## DATA SUPPLIED:
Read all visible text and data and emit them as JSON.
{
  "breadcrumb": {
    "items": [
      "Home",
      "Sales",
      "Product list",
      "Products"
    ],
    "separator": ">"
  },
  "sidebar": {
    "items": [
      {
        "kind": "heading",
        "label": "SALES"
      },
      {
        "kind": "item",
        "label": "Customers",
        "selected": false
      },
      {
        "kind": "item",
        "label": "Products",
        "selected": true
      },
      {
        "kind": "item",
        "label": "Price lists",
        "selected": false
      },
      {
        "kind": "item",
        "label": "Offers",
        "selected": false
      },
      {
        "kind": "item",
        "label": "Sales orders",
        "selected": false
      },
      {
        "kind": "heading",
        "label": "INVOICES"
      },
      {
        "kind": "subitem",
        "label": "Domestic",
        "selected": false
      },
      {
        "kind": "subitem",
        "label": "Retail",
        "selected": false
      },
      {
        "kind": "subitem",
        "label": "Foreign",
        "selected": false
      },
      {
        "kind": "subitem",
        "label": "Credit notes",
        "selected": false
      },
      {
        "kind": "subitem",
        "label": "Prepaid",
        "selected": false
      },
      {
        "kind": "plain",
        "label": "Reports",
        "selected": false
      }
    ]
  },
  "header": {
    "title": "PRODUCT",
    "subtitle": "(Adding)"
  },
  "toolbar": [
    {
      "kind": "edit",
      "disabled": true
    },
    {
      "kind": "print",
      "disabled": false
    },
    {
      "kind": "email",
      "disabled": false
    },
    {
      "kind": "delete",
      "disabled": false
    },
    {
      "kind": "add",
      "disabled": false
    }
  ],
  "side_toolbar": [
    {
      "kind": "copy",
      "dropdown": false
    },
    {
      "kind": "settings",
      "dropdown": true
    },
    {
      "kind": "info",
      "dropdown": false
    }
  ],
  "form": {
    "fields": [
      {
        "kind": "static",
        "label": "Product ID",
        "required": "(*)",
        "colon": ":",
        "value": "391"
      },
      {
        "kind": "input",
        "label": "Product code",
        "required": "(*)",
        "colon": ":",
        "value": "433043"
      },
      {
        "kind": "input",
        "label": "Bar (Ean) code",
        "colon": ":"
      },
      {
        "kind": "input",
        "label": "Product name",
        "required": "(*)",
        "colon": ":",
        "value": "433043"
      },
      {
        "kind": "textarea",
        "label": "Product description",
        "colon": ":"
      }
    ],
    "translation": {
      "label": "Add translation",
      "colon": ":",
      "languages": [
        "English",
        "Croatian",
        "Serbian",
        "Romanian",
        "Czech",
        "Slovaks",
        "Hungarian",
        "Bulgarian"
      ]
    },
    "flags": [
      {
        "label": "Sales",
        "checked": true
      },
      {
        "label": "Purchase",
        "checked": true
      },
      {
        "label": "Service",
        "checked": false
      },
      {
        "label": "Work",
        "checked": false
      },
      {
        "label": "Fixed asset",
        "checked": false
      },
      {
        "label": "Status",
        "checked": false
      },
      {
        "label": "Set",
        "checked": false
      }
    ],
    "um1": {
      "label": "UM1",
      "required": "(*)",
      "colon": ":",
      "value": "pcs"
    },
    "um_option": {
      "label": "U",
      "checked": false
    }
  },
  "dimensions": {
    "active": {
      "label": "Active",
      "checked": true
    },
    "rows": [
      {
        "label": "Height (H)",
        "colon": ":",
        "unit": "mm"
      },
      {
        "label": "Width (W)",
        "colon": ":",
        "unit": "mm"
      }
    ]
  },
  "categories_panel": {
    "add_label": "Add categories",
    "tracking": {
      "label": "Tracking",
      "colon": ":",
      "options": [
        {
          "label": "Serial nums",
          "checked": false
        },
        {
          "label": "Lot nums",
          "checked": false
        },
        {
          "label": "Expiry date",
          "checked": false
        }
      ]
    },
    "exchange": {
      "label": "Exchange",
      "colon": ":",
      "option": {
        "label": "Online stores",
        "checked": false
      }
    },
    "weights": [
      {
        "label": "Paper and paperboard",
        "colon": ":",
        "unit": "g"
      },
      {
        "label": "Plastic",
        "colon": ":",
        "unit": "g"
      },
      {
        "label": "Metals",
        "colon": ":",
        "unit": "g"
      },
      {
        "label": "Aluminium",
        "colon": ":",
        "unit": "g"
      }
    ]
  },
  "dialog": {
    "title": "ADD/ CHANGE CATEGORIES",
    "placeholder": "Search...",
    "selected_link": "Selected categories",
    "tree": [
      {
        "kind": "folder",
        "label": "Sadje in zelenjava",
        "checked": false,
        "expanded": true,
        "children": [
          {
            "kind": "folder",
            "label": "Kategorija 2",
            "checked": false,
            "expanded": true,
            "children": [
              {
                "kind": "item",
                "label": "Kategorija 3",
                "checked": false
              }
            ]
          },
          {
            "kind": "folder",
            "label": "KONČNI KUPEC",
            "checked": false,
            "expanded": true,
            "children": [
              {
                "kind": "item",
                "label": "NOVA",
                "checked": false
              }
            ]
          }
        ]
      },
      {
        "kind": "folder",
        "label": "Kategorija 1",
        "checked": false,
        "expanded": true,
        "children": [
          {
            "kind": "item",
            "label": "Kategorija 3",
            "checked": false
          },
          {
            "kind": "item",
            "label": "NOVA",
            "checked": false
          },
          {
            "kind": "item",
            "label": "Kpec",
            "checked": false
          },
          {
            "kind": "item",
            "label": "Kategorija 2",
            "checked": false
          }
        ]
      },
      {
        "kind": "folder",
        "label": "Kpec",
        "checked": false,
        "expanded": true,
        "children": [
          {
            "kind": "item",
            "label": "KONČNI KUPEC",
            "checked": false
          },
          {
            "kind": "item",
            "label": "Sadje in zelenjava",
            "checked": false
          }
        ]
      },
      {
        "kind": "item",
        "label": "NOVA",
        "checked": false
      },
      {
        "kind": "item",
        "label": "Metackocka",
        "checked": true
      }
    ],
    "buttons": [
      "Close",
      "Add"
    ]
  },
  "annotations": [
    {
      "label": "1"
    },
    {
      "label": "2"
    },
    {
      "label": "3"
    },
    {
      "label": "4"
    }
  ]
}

## PROBLEM DETAILS:
Recopy the entries above exactly, with every line included.

## COMPLETED TASK:
Read all visible text and data and emit them as JSON.
{
  "breadcrumb": {
    "items": [
      "Home",
      "Sales",
      "Product list",
      "Products"
    ],
    "separator": ">"
  },
  "sidebar": {
    "items": [
      {
        "kind": "heading",
        "label": "SALES"
      },
      {
        "kind": "item",
        "label": "Customers",
        "selected": false
      },
      {
        "kind": "item",
        "label": "Products",
        "selected": true
      },
      {
        "kind": "item",
        "label": "Price lists",
        "selected": false
      },
      {
        "kind": "item",
        "label": "Offers",
        "selected": false
      },
      {
        "kind": "item",
        "label": "Sales orders",
        "selected": false
      },
      {
        "kind": "heading",
        "label": "INVOICES"
      },
      {
        "kind": "subitem",
        "label": "Domestic",
        "selected": false
      },
      {
        "kind": "subitem",
        "label": "Retail",
        "selected": false
      },
      {
        "kind": "subitem",
        "label": "Foreign",
        "selected": false
      },
      {
        "kind": "subitem",
        "label": "Credit notes",
        "selected": false
      },
      {
        "kind": "subitem",
        "label": "Prepaid",
        "selected": false
      },
      {
        "kind": "plain",
        "label": "Reports",
        "selected": false
      }
    ]
  },
  "header": {
    "title": "PRODUCT",
    "subtitle": "(Adding)"
  },
  "toolbar": [
    {
      "kind": "edit",
      "disabled": true
    },
    {
      "kind": "print",
      "disabled": false
    },
    {
      "kind": "email",
      "disabled": false
    },
    {
      "kind": "delete",
      "disabled": false
    },
    {
      "kind": "add",
      "disabled": false
    }
  ],
  "side_toolbar": [
    {
      "kind": "copy",
      "dropdown": false
    },
    {
      "kind": "settings",
      "dropdown": true
    },
    {
      "kind": "info",
      "dropdown": false
    }
  ],
  "form": {
    "fields": [
      {
        "kind": "static",
        "label": "Product ID",
        "required": "(*)",
        "colon": ":",
        "value": "391"
      },
      {
        "kind": "input",
        "label": "Product code",
        "required": "(*)",
        "colon": ":",
        "value": "433043"
      },
      {
        "kind": "input",
        "label": "Bar (Ean) code",
        "colon": ":"
      },
      {
        "kind": "input",
        "label": "Product name",
        "required": "(*)",
        "colon": ":",
        "value": "433043"
      },
      {
        "kind": "textarea",
        "label": "Product description",
        "colon": ":"
      }
    ],
    "translation": {
      "label": "Add translation",
      "colon": ":",
      "languages": [
        "English",
        "Croatian",
        "Serbian",
        "Romanian",
        "Czech",
        "Slovaks",
        "Hungarian",
        "Bulgarian"
      ]
    },
    "flags": [
      {
        "label": "Sales",
        "checked": true
      },
      {
        "label": "Purchase",
        "checked": true
      },
      {
        "label": "Service",
        "checked": false
      },
      {
        "label": "Work",
        "checked": false
      },
      {
        "label": "Fixed asset",
        "checked": false
      },
      {
        "label": "Status",
        "checked": false
      },
      {
        "label": "Set",
        "checked": false
      }
    ],
    "um1": {
      "label": "UM1",
      "required": "(*)",
      "colon": ":",
      "value": "pcs"
    },
    "um_option": {
      "label": "U",
      "checked": false
    }
  },
  "dimensions": {
    "active": {
      "label": "Active",
      "checked": true
    },
    "rows": [
      {
        "label": "Height (H)",
        "colon": ":",
        "unit": "mm"
      },
      {
        "label": "Width (W)",
        "colon": ":",
        "unit": "mm"
      }
    ]
  },
  "categories_panel": {
    "add_label": "Add categories",
    "tracking": {
      "label": "Tracking",
      "colon": ":",
      "options": [
        {
          "label": "Serial nums",
          "checked": false
        },
        {
          "label": "Lot nums",
          "checked": false
        },
        {
          "label": "Expiry date",
          "checked": false
        }
      ]
    },
    "exchange": {
      "label": "Exchange",
      "colon": ":",
      "option": {
        "label": "Online stores",
        "checked": false
      }
    },
    "weights": [
      {
        "label": "Paper and paperboard",
        "colon": ":",
        "unit": "g"
      },
      {
        "label": "Plastic",
        "colon": ":",
        "unit": "g"
      },
      {
        "label": "Metals",
        "colon": ":",
        "unit": "g"
      },
      {
        "label": "Aluminium",
        "colon": ":",
        "unit": "g"
      }
    ]
  },
  "dialog": {
    "title": "ADD/ CHANGE CATEGORIES",
    "placeholder": "Search...",
    "selected_link": "Selected categories",
    "tree": [
      {
        "kind": "folder",
        "label": "Sadje in zelenjava",
        "checked": false,
        "expanded": true,
        "children": [
          {
            "kind": "folder",
            "label": "Kategorija 2",
            "checked": false,
            "expanded": true,
            "children": [
              {
                "kind": "item",
                "label": "Kategorija 3",
                "checked": false
              }
            ]
          },
          {
            "kind": "folder",
            "label": "KONČNI KUPEC",
            "checked": false,
            "expanded": true,
            "children": [
              {
                "kind": "item",
                "label": "NOVA",
                "checked": false
              }
            ]
          }
        ]
      },
      {
        "kind": "folder",
        "label": "Kategorija 1",
        "checked": false,
        "expanded": true,
        "children": [
          {
            "kind": "item",
            "label": "Kategorija 3",
            "checked": false
          },
          {
            "kind": "item",
            "label": "NOVA",
            "checked": false
          },
          {
            "kind": "item",
            "label": "Kpec",
            "checked": false
          },
          {
            "kind": "item",
            "label": "Kategorija 2",
            "checked": false
          }
        ]
      },
      {
        "kind": "folder",
        "label": "Kpec",
        "checked": false,
        "expanded": true,
        "children": [
          {
            "kind": "item",
            "label": "KONČNI KUPEC",
            "checked": false
          },
          {
            "kind": "item",
            "label": "Sadje in zelenjava",
            "checked": false
          }
        ]
      },
      {
        "kind": "item",
        "label": "NOVA",
        "checked": false
      },
      {
        "kind": "item",
        "label": "Metackocka",
        "checked": true
      }
    ],
    "buttons": [
      "Close",
      "Add"
    ]
  },
  "annotations": [
    {
      "label": "1"
    },
    {
      "label": "2"
    },
    {
      "label": "3"
    },
    {
      "label": "4"
    }
  ]
}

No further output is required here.